• [The records]
○ ○ ○ ○ ○ ○ ○

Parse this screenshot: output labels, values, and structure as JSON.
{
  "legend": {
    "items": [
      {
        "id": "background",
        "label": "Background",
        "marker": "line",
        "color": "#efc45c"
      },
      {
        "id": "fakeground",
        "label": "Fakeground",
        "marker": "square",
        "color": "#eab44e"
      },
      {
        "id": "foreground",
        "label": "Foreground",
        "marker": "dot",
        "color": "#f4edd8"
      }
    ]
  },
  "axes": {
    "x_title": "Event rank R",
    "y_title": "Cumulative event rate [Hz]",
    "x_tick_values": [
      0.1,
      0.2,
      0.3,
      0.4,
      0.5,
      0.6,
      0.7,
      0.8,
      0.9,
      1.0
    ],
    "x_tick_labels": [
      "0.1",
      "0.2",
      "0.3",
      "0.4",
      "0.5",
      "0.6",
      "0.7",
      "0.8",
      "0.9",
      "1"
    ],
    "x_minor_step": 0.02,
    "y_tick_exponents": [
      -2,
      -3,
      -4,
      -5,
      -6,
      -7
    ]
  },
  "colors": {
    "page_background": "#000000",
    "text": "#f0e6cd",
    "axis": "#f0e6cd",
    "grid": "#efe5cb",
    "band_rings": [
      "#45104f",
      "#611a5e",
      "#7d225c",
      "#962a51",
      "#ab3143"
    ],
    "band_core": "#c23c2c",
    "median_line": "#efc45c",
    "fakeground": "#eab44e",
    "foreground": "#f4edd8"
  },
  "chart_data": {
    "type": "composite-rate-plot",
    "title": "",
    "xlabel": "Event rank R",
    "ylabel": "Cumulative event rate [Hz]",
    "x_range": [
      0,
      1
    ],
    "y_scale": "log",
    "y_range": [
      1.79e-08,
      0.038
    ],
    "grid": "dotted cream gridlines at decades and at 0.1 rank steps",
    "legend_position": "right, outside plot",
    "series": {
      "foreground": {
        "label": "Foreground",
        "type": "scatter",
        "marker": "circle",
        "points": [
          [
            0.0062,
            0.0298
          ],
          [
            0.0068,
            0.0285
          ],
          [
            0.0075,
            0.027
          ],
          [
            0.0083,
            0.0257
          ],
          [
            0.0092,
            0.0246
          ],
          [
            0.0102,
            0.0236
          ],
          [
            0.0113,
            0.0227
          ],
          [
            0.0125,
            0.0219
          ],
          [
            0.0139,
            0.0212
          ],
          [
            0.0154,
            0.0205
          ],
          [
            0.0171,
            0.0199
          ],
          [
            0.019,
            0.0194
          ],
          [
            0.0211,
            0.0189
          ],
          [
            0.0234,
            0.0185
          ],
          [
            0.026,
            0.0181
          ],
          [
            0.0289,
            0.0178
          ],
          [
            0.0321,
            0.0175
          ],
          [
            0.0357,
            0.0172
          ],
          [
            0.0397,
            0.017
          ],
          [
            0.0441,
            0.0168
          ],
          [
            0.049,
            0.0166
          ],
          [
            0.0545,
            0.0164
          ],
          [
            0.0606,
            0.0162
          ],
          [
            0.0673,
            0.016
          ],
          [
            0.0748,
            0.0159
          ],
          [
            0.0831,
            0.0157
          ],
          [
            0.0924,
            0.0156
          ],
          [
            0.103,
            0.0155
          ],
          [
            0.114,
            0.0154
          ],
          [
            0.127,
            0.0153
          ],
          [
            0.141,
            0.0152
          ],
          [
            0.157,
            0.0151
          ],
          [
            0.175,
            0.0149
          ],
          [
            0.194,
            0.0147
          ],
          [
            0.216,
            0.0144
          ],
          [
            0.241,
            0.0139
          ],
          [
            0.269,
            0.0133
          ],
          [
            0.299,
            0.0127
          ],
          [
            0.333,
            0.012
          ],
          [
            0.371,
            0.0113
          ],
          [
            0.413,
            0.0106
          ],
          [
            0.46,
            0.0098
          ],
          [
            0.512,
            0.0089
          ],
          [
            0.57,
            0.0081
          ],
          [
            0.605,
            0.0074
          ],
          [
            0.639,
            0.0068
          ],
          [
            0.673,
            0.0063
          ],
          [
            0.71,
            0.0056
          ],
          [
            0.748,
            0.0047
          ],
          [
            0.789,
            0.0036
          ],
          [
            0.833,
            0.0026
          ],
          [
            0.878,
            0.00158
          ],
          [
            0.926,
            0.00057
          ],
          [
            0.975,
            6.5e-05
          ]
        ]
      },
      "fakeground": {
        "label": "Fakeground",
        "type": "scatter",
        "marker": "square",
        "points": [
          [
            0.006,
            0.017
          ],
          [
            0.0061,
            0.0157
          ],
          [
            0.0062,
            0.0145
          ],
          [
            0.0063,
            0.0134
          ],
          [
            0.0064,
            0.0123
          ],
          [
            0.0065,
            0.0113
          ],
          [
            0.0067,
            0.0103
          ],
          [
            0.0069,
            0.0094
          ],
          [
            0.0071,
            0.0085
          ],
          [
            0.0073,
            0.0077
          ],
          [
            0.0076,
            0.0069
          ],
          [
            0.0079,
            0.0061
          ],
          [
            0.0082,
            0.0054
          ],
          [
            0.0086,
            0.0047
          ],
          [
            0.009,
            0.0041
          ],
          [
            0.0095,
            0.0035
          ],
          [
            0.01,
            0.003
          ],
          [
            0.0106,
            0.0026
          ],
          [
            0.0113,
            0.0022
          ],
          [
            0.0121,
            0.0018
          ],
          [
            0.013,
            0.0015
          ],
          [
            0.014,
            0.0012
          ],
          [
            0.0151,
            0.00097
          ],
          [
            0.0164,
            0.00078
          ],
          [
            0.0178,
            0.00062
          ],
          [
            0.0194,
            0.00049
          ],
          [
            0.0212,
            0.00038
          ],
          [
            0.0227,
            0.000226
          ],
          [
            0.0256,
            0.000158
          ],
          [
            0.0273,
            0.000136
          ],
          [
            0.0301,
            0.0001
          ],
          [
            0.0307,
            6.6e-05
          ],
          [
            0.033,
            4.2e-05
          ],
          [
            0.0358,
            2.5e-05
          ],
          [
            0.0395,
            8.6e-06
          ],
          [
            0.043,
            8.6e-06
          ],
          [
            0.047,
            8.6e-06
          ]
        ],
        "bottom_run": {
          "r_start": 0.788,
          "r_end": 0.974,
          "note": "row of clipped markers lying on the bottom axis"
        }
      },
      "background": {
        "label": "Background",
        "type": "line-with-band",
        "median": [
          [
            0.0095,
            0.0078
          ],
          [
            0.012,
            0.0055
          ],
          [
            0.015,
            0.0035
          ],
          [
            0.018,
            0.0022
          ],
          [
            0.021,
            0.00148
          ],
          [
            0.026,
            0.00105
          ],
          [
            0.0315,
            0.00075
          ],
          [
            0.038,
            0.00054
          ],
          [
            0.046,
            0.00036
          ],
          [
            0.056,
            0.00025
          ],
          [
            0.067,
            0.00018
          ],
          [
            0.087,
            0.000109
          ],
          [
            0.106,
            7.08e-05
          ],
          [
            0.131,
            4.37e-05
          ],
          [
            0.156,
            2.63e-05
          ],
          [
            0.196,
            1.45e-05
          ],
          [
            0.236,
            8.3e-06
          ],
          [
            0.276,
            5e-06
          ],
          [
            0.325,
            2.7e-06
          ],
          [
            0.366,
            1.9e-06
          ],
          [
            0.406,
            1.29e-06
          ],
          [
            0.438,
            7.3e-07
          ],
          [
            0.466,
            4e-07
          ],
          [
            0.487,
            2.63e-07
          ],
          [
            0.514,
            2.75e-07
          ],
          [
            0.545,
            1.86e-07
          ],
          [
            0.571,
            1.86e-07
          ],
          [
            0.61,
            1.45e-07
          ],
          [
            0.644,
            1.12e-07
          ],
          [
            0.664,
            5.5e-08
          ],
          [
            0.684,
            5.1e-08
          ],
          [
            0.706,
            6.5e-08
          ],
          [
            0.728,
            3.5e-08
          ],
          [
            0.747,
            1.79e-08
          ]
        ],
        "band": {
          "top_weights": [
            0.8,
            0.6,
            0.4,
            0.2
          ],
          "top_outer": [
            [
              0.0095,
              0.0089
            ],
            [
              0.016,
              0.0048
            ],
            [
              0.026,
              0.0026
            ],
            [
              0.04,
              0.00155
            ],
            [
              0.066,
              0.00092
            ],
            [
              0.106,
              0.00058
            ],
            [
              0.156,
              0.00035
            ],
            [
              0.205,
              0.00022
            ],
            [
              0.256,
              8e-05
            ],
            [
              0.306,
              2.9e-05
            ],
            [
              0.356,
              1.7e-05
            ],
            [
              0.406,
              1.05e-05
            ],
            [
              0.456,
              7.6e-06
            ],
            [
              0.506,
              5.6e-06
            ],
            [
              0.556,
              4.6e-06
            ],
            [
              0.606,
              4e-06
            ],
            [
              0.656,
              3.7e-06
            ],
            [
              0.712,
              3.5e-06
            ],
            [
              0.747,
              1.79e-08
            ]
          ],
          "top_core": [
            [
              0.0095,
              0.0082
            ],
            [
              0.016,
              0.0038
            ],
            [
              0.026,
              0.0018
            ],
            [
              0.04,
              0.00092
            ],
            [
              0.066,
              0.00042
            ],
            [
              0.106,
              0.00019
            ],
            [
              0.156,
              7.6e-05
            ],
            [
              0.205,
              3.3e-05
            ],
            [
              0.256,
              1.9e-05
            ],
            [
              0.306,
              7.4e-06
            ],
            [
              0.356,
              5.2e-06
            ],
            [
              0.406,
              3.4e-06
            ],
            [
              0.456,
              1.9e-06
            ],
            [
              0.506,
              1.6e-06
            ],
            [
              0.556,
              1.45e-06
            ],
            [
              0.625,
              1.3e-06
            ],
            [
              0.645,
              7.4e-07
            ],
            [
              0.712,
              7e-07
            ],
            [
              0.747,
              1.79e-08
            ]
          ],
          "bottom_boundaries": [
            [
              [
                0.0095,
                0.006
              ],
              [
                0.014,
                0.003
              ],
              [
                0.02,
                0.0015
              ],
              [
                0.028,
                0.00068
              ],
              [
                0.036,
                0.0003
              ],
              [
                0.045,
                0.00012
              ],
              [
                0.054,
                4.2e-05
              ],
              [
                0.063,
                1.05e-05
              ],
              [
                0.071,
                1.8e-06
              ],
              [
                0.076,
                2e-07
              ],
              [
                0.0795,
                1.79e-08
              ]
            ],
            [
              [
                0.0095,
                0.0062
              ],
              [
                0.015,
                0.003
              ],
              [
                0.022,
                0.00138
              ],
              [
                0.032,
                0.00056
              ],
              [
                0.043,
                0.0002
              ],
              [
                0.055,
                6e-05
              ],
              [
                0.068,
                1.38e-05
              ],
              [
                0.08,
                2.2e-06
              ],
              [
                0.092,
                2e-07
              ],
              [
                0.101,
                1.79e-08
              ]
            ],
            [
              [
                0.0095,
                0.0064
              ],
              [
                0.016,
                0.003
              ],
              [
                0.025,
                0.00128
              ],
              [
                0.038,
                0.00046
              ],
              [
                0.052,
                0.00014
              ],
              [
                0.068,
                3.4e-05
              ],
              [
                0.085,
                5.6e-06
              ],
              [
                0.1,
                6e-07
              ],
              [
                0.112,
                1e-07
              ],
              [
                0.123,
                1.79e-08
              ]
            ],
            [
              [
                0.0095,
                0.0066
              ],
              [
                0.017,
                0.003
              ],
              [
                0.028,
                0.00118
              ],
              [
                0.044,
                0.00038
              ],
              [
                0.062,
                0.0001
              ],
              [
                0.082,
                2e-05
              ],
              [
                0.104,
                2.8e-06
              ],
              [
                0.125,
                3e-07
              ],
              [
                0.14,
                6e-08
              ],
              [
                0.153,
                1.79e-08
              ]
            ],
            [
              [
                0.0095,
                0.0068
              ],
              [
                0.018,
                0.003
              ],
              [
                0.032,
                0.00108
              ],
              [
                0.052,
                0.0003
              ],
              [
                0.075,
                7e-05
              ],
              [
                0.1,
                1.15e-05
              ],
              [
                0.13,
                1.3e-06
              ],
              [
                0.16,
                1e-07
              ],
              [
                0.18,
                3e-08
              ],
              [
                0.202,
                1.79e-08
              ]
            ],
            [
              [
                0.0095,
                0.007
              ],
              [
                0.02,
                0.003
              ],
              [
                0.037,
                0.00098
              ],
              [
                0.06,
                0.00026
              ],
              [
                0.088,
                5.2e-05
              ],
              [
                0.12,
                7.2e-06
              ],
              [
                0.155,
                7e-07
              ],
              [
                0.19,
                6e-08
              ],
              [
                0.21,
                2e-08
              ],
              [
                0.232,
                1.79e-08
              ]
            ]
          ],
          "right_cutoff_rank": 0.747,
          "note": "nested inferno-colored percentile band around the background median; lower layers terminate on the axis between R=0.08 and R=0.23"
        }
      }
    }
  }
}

○ ○ ○ ○ ○ ○ ○

• [Stated problem] Count how many lines above contain the word "Cumulative". Reply with the number alone.

• [Reply to the task] 2